» AIM:
Find each line in the records below that contains the string "确保安全", and copy those lines.

» DATA SHOWN:
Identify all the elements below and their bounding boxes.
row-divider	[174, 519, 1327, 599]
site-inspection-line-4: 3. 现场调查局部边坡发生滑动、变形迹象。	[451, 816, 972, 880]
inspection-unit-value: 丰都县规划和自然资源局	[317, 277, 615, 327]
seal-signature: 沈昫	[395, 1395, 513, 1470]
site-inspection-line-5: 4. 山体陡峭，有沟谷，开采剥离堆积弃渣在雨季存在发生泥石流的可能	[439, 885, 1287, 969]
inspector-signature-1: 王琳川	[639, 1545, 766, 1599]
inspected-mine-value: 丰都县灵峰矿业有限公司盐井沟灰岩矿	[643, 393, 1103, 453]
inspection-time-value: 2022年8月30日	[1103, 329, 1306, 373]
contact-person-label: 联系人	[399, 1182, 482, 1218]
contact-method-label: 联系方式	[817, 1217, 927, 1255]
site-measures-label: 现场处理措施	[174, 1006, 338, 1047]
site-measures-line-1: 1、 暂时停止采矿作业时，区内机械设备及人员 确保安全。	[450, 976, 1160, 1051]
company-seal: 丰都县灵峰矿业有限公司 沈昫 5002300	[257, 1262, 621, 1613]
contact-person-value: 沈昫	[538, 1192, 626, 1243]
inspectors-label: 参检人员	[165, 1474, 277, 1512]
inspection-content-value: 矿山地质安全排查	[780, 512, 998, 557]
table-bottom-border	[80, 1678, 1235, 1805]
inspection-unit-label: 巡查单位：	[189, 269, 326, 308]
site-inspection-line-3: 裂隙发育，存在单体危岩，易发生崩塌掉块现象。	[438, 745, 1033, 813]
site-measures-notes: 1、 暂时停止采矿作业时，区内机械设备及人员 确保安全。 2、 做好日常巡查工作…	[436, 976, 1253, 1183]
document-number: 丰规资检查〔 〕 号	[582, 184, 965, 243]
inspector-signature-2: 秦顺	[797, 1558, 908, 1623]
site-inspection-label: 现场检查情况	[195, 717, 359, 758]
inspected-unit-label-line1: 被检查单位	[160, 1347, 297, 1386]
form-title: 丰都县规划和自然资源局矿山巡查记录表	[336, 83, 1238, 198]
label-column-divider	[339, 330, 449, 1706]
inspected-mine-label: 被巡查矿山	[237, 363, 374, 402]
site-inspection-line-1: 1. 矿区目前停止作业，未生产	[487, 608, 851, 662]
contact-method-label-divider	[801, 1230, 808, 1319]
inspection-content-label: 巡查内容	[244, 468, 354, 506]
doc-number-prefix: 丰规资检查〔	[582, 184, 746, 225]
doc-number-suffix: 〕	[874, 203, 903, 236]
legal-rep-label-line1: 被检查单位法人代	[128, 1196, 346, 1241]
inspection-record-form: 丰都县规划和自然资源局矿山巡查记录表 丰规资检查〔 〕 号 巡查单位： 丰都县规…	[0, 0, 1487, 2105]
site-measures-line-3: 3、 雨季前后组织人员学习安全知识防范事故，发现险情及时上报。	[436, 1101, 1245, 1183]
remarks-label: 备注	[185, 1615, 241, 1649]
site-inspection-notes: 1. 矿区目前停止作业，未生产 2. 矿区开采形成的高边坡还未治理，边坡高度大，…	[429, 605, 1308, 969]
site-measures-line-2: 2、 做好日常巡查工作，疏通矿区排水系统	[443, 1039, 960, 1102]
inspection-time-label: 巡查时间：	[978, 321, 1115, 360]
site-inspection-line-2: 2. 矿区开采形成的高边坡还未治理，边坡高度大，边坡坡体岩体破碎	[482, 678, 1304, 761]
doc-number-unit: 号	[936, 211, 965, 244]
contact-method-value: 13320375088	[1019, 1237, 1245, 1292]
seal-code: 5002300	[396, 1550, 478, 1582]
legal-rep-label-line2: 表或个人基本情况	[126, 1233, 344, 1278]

» SOLUTION BELOW:
site-measures-line-1: 1、 暂时停止采矿作业时，区内机械设备及人员 确保安全。	[450, 976, 1160, 1051]
site-measures-notes: 1、 暂时停止采矿作业时，区内机械设备及人员 确保安全。 2、 做好日常巡查工作…	[436, 976, 1253, 1183]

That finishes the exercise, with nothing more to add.